Challenge: Gather up every line that includes the string "name".

Input:
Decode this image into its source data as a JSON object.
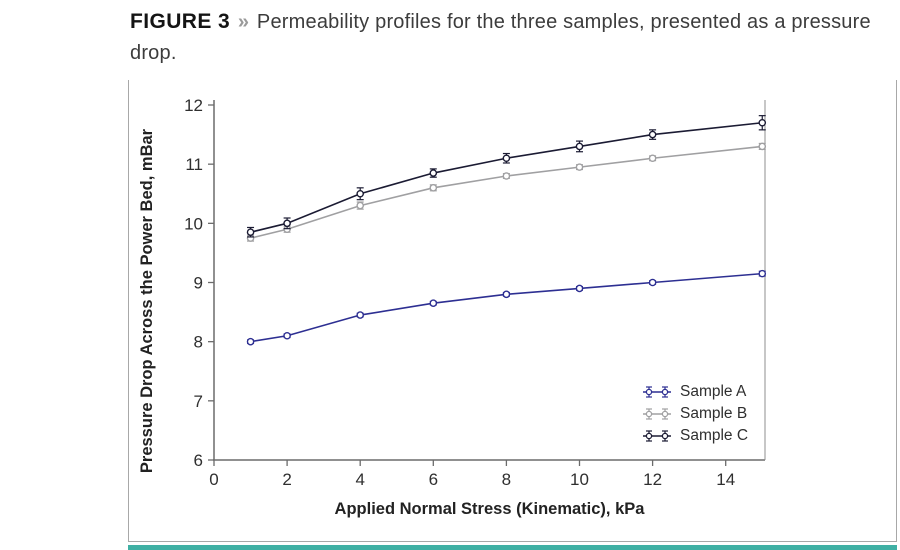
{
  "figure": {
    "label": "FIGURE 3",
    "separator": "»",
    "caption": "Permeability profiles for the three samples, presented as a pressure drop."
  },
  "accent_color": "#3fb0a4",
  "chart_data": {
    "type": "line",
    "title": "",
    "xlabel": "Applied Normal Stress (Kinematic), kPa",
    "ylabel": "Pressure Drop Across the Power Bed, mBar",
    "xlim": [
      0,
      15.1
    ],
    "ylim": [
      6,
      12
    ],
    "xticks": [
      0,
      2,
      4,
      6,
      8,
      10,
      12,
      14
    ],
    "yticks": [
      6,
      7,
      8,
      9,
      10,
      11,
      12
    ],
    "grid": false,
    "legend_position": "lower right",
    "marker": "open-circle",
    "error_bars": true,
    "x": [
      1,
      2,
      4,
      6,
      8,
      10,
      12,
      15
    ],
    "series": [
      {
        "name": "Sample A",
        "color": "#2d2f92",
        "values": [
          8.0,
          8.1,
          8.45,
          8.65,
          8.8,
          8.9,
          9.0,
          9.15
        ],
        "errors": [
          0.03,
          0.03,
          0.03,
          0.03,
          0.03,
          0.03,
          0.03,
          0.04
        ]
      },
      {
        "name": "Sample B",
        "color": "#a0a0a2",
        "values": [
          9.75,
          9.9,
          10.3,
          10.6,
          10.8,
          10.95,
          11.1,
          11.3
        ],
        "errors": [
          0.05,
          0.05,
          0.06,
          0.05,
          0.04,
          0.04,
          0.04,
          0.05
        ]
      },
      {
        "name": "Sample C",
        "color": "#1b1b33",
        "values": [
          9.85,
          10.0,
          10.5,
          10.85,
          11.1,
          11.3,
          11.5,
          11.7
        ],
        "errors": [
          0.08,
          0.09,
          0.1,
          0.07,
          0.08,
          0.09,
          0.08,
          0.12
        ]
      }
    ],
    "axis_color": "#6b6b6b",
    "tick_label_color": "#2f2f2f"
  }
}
--
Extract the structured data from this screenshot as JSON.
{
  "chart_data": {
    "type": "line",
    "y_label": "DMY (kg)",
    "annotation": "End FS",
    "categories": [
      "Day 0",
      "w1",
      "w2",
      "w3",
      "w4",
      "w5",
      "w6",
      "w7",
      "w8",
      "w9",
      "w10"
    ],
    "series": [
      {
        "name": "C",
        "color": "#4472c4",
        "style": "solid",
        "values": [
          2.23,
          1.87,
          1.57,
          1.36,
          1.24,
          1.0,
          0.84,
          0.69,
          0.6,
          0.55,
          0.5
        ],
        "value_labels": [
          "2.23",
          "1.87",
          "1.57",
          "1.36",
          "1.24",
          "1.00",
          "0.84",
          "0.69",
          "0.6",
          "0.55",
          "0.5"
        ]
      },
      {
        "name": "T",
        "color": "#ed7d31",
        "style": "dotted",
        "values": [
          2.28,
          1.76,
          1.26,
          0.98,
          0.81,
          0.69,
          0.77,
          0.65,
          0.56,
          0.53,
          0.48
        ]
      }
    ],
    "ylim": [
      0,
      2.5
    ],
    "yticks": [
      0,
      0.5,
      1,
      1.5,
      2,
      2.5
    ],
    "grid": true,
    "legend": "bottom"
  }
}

Result of this exercise:
        "name": "Sample A",
        "name": "Sample B",
        "name": "Sample C",
        "name": "C",
        "name": "T",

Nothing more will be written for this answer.